Exercise directions
Make an exact copy of the records, with the pictures left out.

────────────────────────────────────────

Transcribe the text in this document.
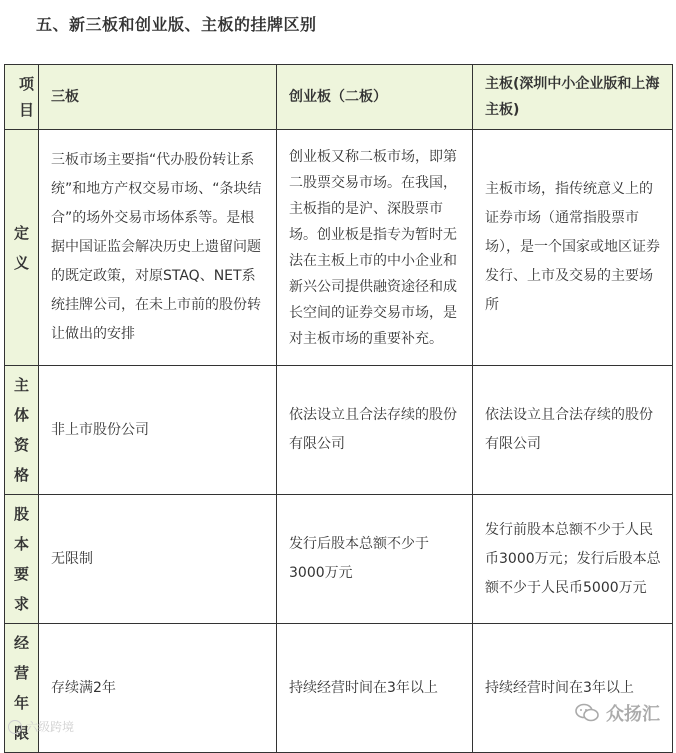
五、新三板和创业版、主板的挂牌区别
项目	三板	创业板（二板）	主板(深圳中小企业版和上海主板)

定义	三板市场主要指“代办股份转让系统”和地方产权交易市场、“条块结合”的场外交易市场体系等。是根据中国证监会解决历史上遗留问题的既定政策，对原STAQ、NET系统挂牌公司，在未上市前的股份转让做出的安排	创业板又称二板市场，即第二股票交易市场。在我国，主板指的是沪、深股票市场。创业板是指专为暂时无法在主板上市的中小企业和新兴公司提供融资途径和成长空间的证券交易市场，是对主板市场的重要补充。	主板市场，指传统意义上的证券市场（通常指股票市场），是一个国家或地区证券发行、上市及交易的主要场所

主体资格	非上市股份公司	依法设立且合法存续的股份有限公司	依法设立且合法存续的股份有限公司

股本要求	无限制	发行后股本总额不少于3000万元	发行前股本总额不少于人民币3000万元；发行后股本总额不少于人民币5000万元

经营年限	存续满2年	持续经营时间在3年以上	持续经营时间在3年以上
六级跨境
众扬汇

────────────────────────────────────────

Response for this exercise
Transcribe the text in this document.
五、新三板和创业版、主板的挂牌区别
项目	三板	创业板（二板）	主板(深圳中小企业版和上海主板)

定义	三板市场主要指“代办股份转让系统”和地方产权交易市场、“条块结合”的场外交易市场体系等。是根据中国证监会解决历史上遗留问题的既定政策，对原STAQ、NET系统挂牌公司，在未上市前的股份转让做出的安排	创业板又称二板市场，即第二股票交易市场。在我国，主板指的是沪、深股票市场。创业板是指专为暂时无法在主板上市的中小企业和新兴公司提供融资途径和成长空间的证券交易市场，是对主板市场的重要补充。	主板市场，指传统意义上的证券市场（通常指股票市场），是一个国家或地区证券发行、上市及交易的主要场所

主体资格	非上市股份公司	依法设立且合法存续的股份有限公司	依法设立且合法存续的股份有限公司

股本要求	无限制	发行后股本总额不少于3000万元	发行前股本总额不少于人民币3000万元；发行后股本总额不少于人民币5000万元

经营年限	存续满2年	持续经营时间在3年以上	持续经营时间在3年以上
六级跨境
众扬汇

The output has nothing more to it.